Set problem — Gather every line that includes the word "数学与应用数学", please.

————

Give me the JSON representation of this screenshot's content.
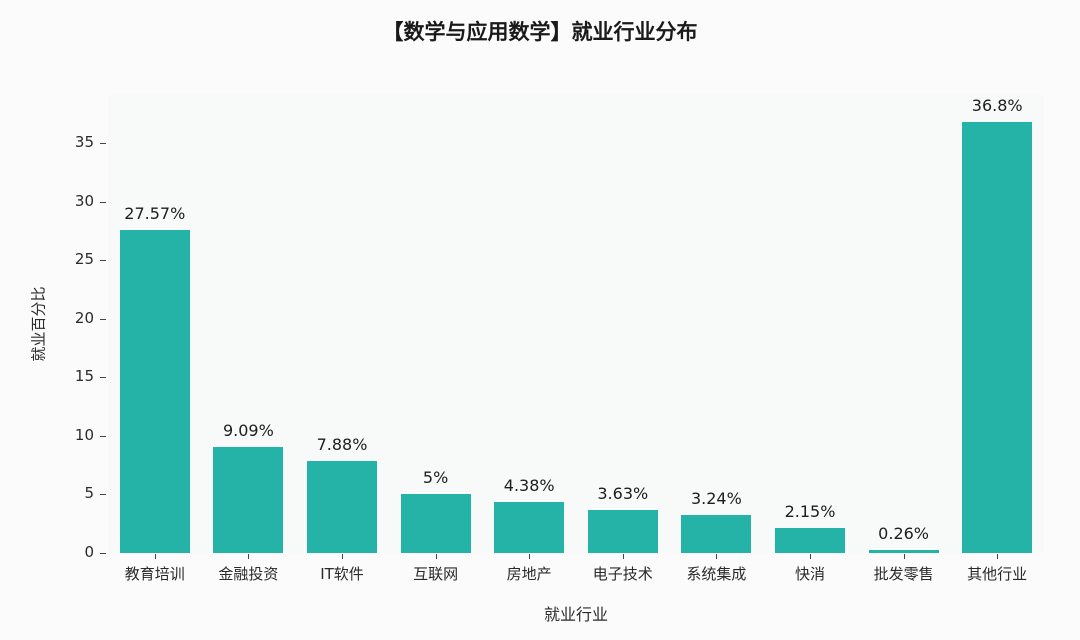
{
  "title": "【数学与应用数学】就业行业分布",
  "colors": {
    "bar": "#26b3a7",
    "text": "#2a2a2a",
    "plot_background": "#f8f9f9",
    "page_background": "#fbfbfb"
  },
  "chart_data": {
    "type": "bar",
    "title": "【数学与应用数学】就业行业分布",
    "categories": [
      "教育培训",
      "金融投资",
      "IT软件",
      "互联网",
      "房地产",
      "电子技术",
      "系统集成",
      "快消",
      "批发零售",
      "其他行业"
    ],
    "values": [
      27.57,
      9.09,
      7.88,
      5,
      4.38,
      3.63,
      3.24,
      2.15,
      0.26,
      36.8
    ],
    "value_labels": [
      "27.57%",
      "9.09%",
      "7.88%",
      "5%",
      "4.38%",
      "3.63%",
      "3.24%",
      "2.15%",
      "0.26%",
      "36.8%"
    ],
    "xlabel": "就业行业",
    "ylabel": "就业百分比",
    "yticks": [
      0,
      5,
      10,
      15,
      20,
      25,
      30,
      35
    ],
    "ylim": [
      0,
      39.1
    ],
    "grid": false,
    "legend": null,
    "bar_color": "#26b3a7"
  }
}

————

Response —
  "title": "【数学与应用数学】就业行业分布",
    "title": "【数学与应用数学】就业行业分布",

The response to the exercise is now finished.